Dataset rows
⁂

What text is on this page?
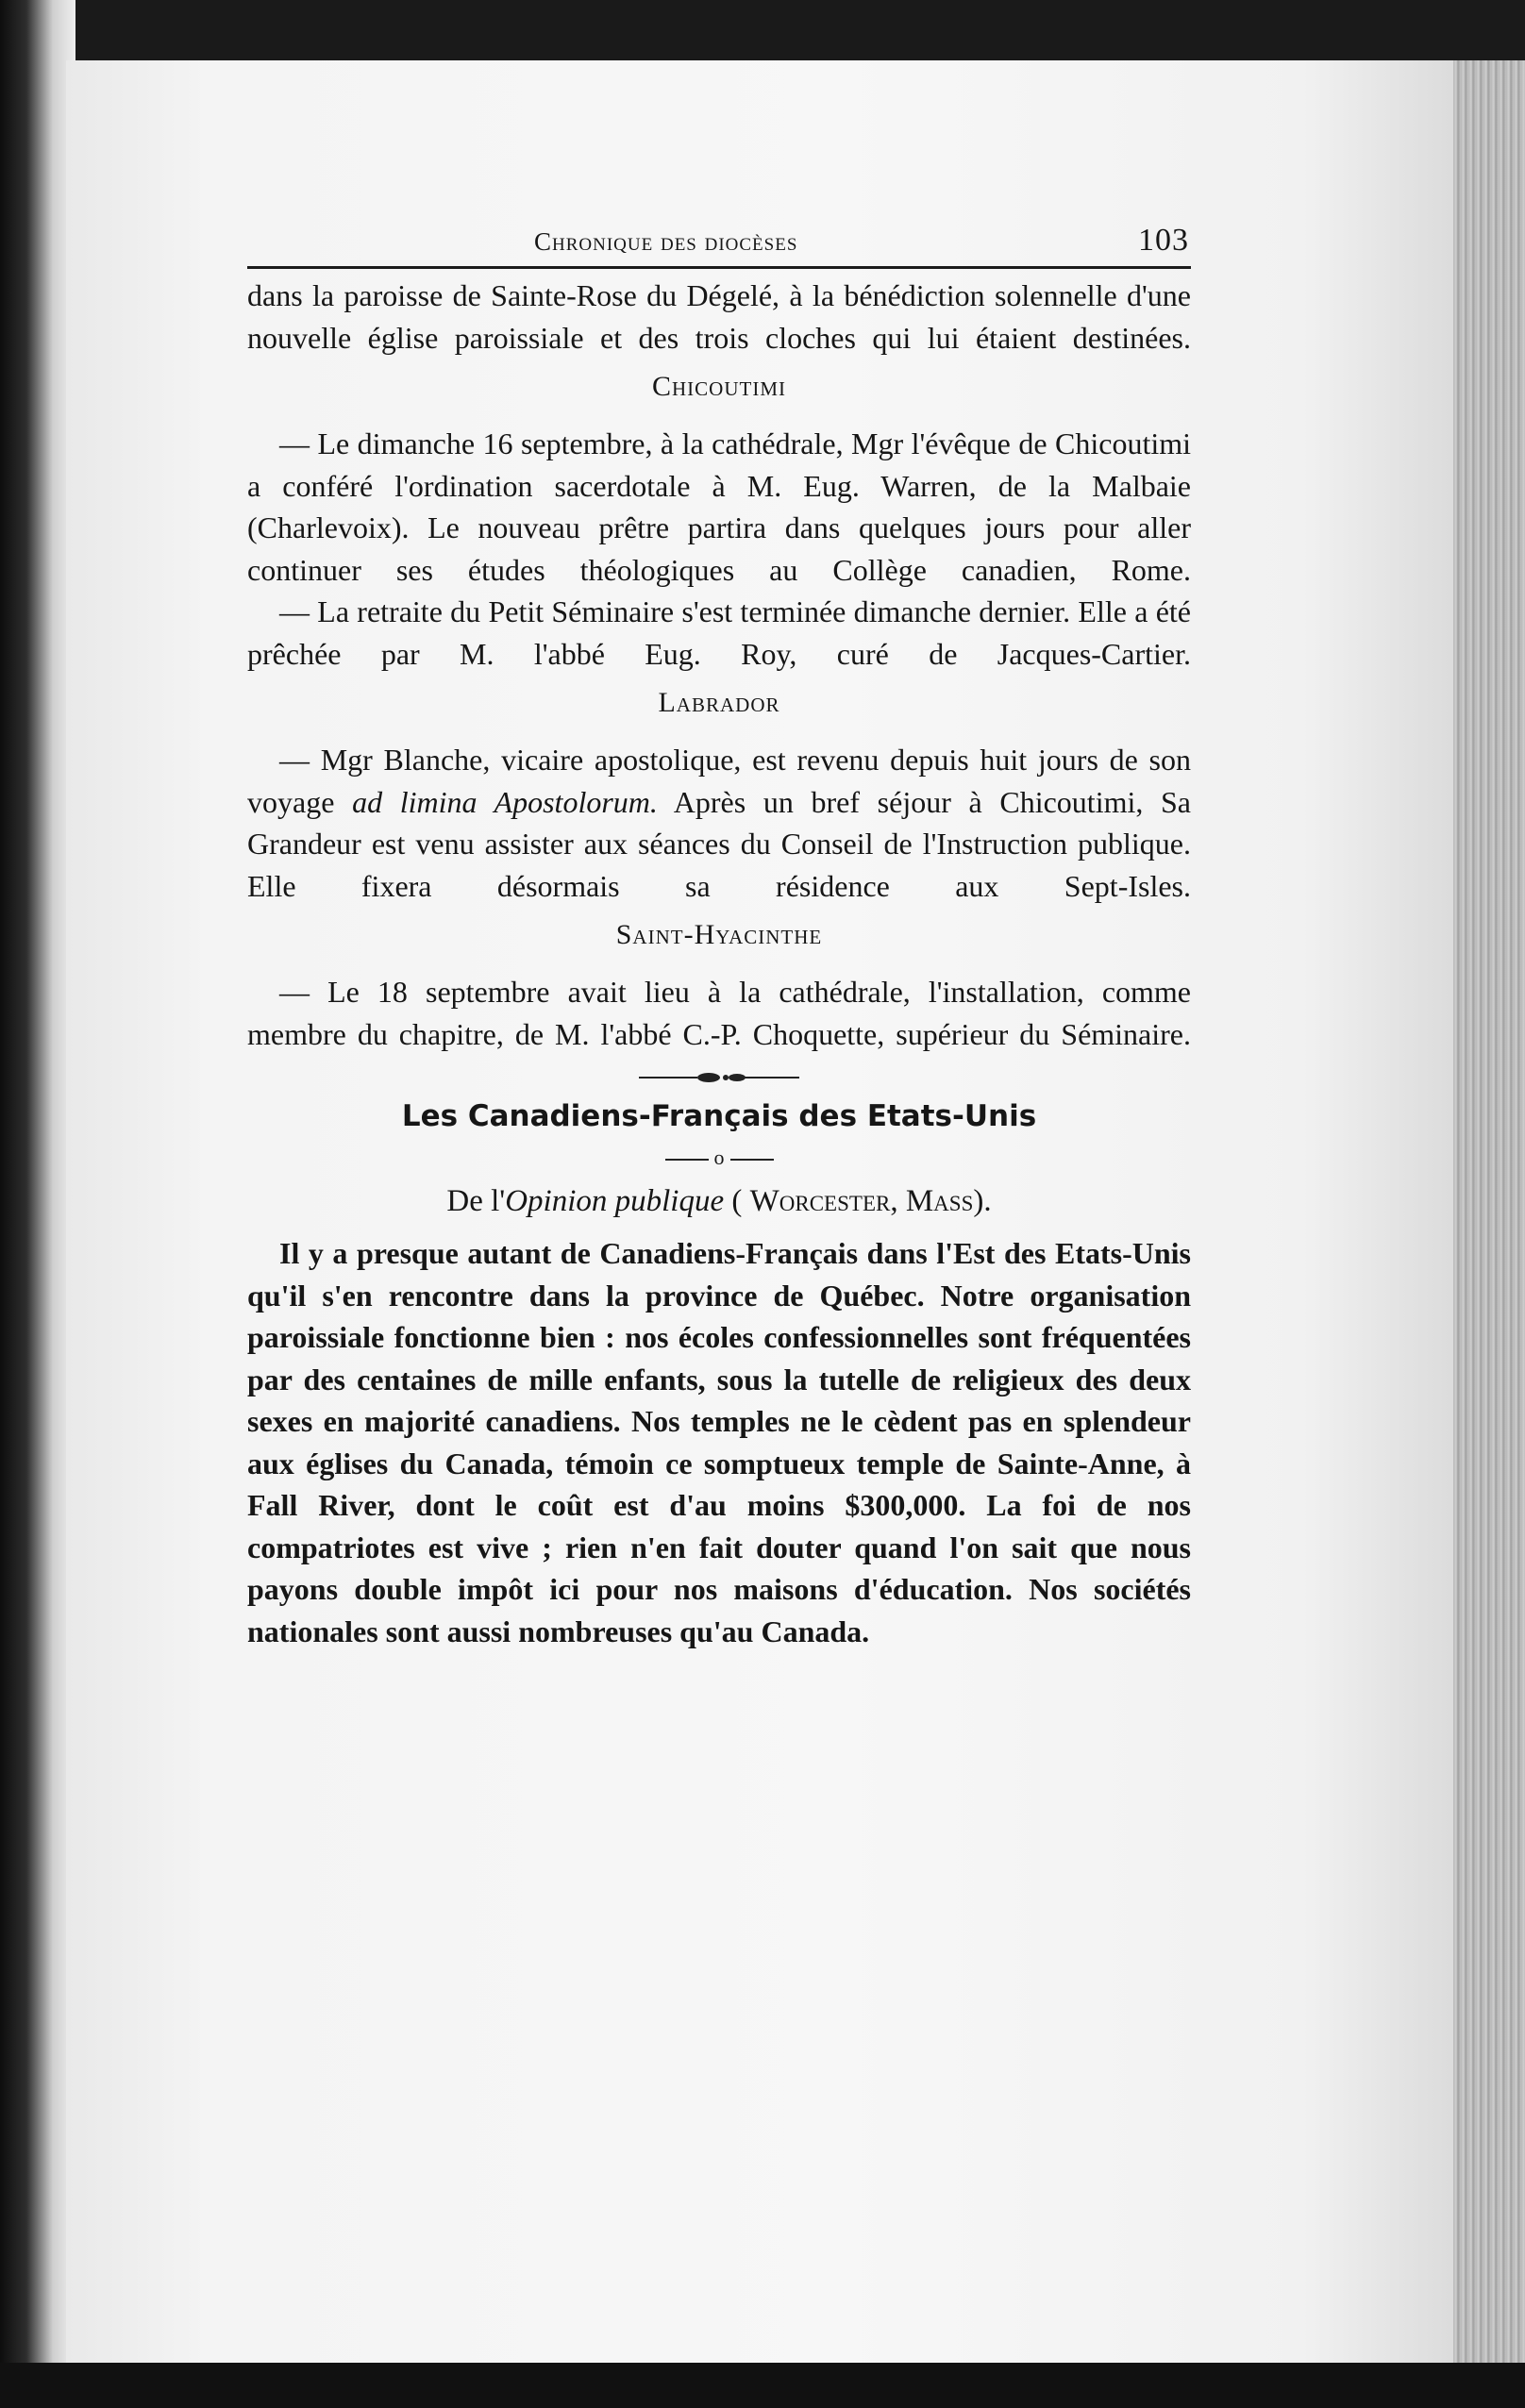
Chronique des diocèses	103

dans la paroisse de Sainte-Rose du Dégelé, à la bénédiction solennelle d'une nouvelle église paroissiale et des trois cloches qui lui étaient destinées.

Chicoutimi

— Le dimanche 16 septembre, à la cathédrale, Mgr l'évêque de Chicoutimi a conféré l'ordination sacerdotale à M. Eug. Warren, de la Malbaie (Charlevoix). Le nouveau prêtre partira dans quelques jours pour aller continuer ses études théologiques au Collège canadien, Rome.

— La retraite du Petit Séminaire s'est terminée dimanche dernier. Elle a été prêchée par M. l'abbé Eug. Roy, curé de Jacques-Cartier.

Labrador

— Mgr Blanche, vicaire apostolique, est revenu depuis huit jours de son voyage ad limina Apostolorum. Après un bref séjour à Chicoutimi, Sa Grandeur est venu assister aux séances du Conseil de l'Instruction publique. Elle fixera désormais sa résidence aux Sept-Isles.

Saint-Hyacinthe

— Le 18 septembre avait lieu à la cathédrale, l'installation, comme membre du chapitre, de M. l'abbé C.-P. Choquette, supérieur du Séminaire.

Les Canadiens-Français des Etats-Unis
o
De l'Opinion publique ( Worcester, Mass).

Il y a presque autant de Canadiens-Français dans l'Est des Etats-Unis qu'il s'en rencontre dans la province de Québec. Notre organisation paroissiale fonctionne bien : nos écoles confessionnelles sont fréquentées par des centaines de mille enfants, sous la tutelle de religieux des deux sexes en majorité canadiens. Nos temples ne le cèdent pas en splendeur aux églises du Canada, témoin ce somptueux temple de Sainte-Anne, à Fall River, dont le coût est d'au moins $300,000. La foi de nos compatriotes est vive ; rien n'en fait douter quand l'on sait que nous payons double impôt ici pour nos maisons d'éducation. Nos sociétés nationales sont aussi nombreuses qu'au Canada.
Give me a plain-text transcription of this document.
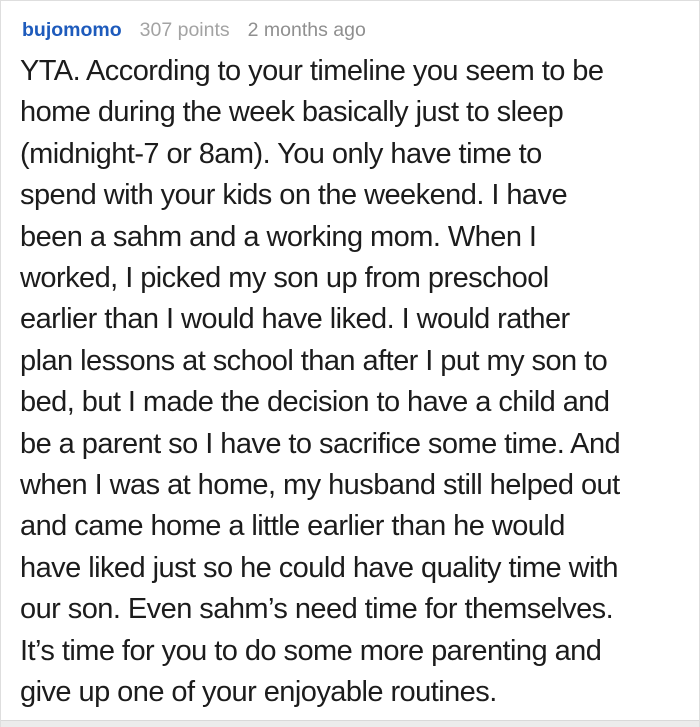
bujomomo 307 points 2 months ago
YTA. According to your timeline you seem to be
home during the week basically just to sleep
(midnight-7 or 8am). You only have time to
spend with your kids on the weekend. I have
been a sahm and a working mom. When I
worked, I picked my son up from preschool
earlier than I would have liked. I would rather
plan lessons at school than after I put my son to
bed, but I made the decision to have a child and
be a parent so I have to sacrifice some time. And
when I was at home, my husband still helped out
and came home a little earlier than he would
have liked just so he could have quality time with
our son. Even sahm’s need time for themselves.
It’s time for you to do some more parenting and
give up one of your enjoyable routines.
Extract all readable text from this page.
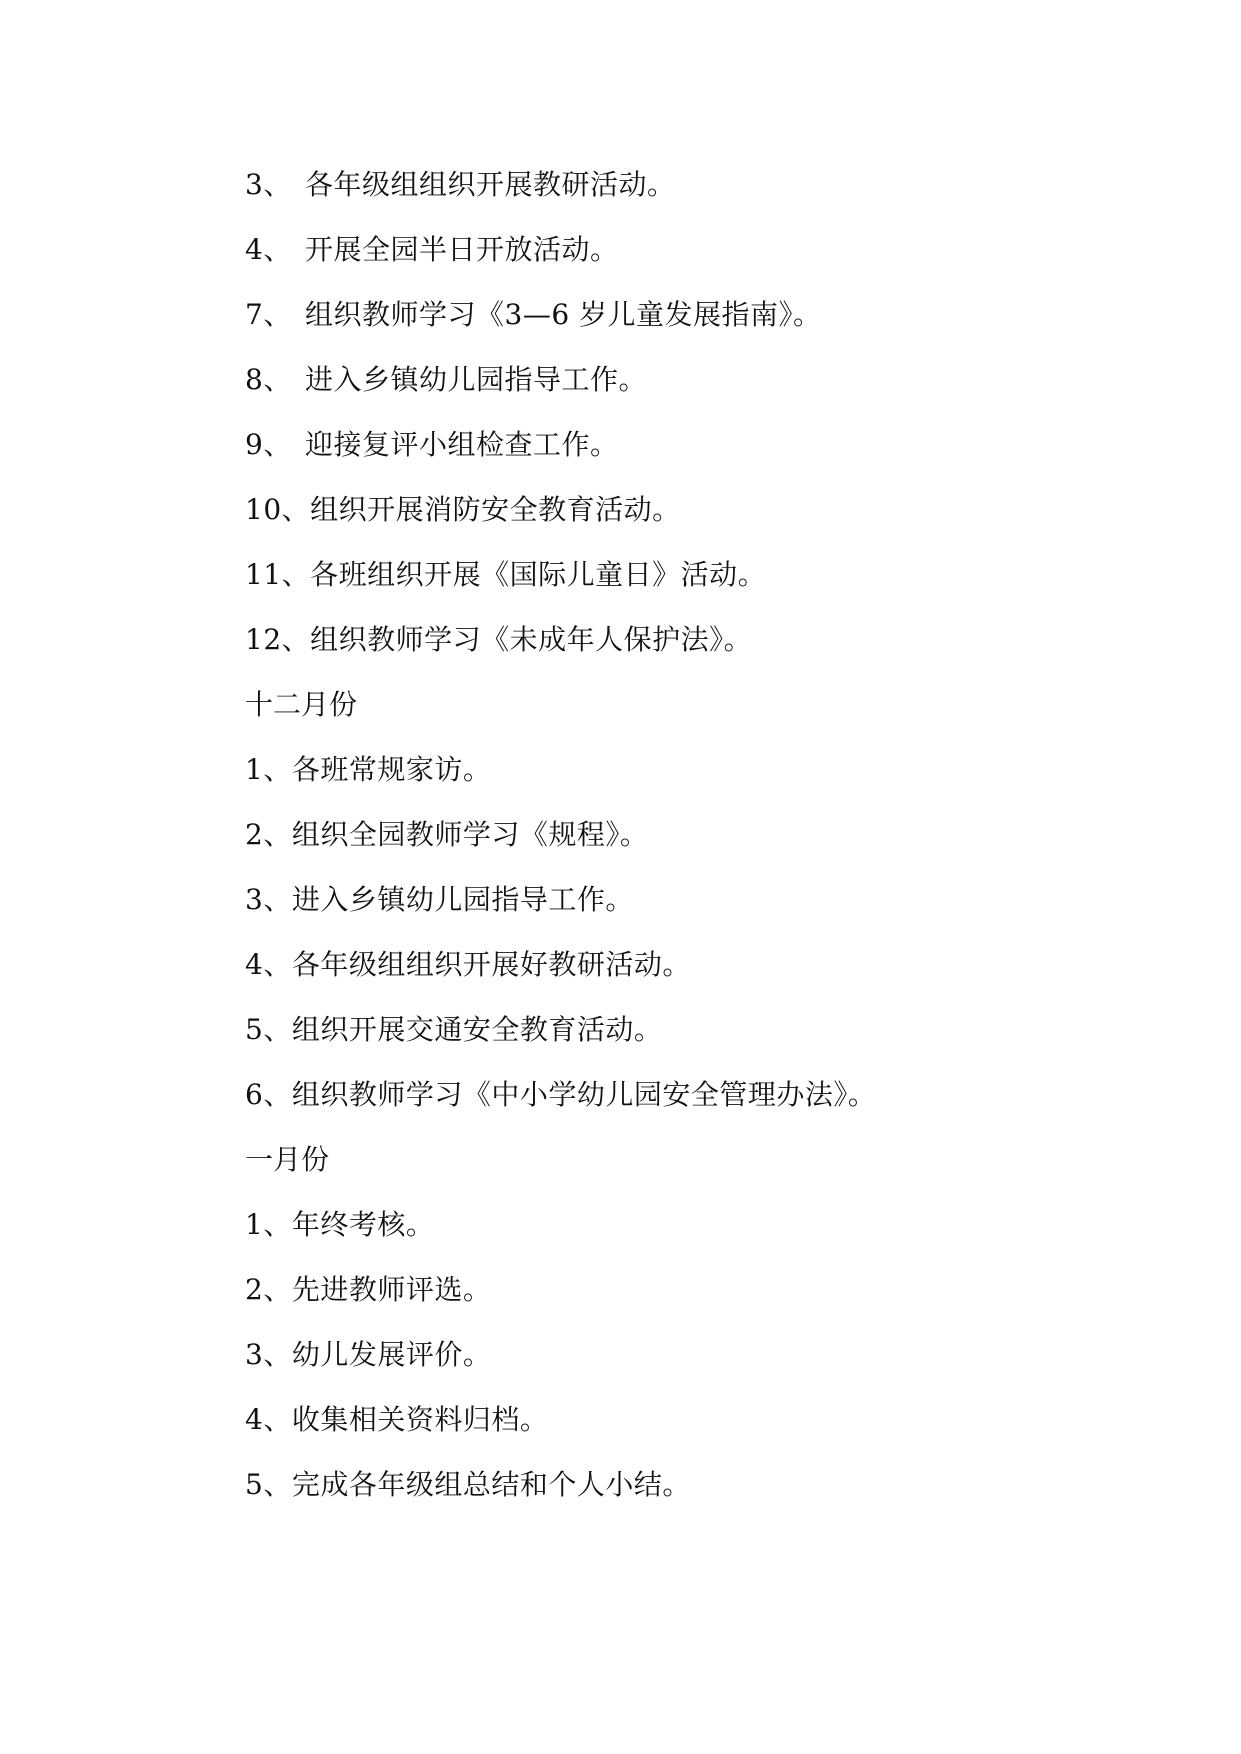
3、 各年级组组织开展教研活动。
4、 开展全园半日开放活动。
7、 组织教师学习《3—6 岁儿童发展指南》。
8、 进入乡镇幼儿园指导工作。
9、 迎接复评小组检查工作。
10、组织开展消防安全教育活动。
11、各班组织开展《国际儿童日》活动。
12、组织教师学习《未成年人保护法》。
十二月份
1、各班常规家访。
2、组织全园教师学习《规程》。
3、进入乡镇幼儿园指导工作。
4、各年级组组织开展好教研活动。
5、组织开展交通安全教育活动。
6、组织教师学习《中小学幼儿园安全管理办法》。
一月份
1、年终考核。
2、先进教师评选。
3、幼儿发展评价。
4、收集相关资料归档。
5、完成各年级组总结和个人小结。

⁂

Pick out the lines containing the word "cathédrale" and show them.

= SOLUTION TO THE EXERCISE =
— Le dimanche 16 septembre, à la cathédrale, Mgr l'évêque de Chicoutimi a conféré l'ordination sacerdotale à M. Eug. Warren, de la Malbaie (Charlevoix). Le nouveau prêtre partira dans quelques jours pour aller continuer ses études théologiques au Collège canadien, Rome.
— Le 18 septembre avait lieu à la cathédrale, l'installation, comme membre du chapitre, de M. l'abbé C.-P. Choquette, supérieur du Séminaire.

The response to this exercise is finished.